- [Task details]:
Wherever the word "this" appears in a line, copy that line.

- [Data lines]:
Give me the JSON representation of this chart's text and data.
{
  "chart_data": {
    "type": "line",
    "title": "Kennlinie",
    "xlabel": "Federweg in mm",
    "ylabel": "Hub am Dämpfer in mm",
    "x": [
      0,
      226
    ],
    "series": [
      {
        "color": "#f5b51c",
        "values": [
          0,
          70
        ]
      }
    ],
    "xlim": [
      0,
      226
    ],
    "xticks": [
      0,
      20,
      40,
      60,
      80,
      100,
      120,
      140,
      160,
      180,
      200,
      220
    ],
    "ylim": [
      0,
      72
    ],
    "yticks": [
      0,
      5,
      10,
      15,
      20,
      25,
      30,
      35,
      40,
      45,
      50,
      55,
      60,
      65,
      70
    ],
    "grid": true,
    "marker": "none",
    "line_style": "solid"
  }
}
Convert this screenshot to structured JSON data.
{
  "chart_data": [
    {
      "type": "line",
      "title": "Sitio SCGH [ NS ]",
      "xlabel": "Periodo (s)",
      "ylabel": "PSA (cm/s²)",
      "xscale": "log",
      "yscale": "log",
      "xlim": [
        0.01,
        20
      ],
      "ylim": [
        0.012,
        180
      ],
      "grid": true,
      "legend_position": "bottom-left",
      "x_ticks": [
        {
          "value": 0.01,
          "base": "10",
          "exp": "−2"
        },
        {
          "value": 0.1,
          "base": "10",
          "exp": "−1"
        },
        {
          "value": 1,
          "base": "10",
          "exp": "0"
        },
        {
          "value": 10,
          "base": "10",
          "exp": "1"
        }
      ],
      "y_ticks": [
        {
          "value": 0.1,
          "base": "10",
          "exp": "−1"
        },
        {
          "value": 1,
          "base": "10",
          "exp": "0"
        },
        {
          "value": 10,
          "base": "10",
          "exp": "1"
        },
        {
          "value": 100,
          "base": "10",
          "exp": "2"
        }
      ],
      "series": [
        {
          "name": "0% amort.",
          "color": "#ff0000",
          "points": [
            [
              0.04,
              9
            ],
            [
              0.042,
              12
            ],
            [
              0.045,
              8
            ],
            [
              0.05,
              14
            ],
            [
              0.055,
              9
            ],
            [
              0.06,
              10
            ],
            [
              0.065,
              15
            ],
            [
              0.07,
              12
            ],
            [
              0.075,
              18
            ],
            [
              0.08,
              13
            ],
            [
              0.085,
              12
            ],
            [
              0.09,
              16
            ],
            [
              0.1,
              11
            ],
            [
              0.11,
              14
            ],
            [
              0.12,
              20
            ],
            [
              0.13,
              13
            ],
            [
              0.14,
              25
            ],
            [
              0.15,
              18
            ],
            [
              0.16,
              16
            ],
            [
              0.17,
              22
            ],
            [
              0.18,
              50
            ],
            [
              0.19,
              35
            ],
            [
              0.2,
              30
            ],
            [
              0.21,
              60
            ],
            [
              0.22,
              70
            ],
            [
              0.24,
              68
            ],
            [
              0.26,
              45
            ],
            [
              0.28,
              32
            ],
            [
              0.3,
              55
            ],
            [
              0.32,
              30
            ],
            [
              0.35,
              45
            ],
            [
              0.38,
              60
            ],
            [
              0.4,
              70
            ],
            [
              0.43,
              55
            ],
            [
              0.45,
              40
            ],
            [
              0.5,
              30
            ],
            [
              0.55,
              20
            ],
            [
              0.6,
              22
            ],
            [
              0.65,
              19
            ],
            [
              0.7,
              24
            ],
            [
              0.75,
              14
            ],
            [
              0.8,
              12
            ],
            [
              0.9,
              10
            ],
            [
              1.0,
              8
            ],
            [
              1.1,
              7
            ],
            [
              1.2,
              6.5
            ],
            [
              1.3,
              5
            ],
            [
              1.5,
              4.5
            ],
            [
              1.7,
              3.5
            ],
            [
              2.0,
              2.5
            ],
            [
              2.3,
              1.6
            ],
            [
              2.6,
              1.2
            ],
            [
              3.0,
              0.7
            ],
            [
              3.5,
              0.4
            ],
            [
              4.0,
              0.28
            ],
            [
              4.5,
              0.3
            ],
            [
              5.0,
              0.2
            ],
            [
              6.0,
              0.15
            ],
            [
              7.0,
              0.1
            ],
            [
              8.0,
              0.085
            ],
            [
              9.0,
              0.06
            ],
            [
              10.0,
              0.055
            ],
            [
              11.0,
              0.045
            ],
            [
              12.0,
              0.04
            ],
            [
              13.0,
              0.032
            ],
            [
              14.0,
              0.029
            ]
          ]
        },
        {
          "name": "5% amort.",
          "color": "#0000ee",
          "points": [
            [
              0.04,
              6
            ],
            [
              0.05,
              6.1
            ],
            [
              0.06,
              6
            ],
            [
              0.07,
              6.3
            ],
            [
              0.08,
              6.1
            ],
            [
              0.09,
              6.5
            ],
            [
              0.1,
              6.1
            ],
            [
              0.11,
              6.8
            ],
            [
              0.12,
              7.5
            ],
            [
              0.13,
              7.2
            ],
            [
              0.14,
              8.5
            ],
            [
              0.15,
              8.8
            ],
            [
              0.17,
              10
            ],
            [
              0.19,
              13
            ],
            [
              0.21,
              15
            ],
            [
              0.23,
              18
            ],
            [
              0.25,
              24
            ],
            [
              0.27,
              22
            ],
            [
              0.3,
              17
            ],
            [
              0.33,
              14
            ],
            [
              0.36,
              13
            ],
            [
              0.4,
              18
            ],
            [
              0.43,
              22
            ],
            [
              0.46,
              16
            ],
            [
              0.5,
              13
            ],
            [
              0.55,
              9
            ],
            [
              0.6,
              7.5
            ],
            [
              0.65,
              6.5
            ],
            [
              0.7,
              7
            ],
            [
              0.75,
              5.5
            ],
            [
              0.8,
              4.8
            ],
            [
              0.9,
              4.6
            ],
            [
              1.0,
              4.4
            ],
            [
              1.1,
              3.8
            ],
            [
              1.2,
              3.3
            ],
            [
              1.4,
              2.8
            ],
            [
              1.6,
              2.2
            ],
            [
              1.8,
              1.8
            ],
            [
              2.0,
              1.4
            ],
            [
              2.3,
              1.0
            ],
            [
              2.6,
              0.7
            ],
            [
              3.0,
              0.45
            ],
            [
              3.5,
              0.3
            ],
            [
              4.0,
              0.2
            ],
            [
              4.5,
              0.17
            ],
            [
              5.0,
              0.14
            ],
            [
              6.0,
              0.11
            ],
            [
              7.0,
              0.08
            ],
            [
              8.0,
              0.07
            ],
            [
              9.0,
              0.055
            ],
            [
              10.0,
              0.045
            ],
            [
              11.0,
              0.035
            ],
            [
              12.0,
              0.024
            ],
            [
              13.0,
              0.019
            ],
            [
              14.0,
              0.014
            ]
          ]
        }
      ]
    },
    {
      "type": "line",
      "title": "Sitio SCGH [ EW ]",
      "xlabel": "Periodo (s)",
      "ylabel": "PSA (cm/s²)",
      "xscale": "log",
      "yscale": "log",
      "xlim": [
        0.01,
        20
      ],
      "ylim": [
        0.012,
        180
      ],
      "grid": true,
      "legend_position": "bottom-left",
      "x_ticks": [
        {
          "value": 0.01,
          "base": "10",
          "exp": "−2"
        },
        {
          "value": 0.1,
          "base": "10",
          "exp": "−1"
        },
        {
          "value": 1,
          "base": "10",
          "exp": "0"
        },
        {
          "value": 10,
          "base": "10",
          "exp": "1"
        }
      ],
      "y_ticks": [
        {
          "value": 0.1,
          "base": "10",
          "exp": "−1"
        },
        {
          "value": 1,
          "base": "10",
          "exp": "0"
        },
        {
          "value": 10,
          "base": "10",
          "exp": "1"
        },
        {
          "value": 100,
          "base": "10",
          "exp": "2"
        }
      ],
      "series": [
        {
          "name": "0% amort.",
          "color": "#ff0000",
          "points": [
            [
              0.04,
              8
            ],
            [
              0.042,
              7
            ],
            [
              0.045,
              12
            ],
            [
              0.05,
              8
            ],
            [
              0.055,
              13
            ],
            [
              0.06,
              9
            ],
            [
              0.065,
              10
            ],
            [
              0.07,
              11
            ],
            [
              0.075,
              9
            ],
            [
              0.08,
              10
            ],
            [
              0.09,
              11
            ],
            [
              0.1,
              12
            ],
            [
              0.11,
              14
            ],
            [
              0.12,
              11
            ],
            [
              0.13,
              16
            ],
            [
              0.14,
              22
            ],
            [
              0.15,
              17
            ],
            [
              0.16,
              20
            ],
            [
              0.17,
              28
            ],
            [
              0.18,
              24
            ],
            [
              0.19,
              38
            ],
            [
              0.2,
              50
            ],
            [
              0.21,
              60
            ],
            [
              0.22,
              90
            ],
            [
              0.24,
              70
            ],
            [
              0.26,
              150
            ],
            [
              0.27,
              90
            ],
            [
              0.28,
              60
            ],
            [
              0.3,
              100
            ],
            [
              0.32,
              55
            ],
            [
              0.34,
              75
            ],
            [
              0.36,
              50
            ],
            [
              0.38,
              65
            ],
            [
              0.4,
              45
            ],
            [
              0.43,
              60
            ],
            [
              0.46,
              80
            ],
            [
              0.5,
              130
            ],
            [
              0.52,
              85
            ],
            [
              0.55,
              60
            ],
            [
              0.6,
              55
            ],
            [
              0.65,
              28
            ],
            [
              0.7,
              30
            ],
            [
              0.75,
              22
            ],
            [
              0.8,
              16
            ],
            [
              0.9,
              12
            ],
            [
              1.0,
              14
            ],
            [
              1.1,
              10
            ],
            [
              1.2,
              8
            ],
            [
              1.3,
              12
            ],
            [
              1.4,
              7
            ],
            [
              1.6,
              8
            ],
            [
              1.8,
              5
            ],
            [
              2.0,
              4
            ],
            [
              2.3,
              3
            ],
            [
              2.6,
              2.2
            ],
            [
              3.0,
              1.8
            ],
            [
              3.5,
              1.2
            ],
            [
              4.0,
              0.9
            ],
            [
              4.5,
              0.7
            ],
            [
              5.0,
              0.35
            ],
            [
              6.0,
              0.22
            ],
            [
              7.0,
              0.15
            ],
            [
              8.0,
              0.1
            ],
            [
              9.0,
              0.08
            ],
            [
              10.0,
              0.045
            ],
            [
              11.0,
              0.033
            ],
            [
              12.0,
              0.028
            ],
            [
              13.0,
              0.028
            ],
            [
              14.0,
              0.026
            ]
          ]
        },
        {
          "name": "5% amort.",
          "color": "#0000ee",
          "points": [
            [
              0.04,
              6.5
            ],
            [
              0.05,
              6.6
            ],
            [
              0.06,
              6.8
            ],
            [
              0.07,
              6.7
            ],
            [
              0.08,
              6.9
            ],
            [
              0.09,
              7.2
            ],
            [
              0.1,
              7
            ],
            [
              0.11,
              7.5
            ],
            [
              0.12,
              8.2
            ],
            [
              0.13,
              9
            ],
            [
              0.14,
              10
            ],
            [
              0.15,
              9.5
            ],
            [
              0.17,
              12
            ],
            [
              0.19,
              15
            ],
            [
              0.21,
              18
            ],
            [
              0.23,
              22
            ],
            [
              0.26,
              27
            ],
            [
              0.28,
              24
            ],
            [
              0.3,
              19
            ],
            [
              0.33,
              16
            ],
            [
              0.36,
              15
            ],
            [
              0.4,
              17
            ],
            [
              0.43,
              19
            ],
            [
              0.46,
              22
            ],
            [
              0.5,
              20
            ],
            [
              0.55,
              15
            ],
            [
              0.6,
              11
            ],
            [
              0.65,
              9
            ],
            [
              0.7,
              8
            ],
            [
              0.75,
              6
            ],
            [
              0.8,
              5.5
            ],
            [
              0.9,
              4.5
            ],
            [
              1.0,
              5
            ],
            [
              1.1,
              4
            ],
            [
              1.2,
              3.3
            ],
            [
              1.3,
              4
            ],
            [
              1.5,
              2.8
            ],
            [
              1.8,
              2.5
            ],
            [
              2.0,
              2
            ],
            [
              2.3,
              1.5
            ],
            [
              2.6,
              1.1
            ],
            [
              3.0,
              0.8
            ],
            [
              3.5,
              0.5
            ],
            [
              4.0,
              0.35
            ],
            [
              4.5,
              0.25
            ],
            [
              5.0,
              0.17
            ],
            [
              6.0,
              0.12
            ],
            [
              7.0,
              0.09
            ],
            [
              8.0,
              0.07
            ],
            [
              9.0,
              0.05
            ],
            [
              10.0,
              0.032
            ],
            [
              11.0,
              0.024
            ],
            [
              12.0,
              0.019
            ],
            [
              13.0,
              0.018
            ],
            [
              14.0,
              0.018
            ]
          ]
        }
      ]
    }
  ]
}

- [Final answer]:
Give me the JSON representation of this chart's text and data.
Convert this screenshot to structured JSON data.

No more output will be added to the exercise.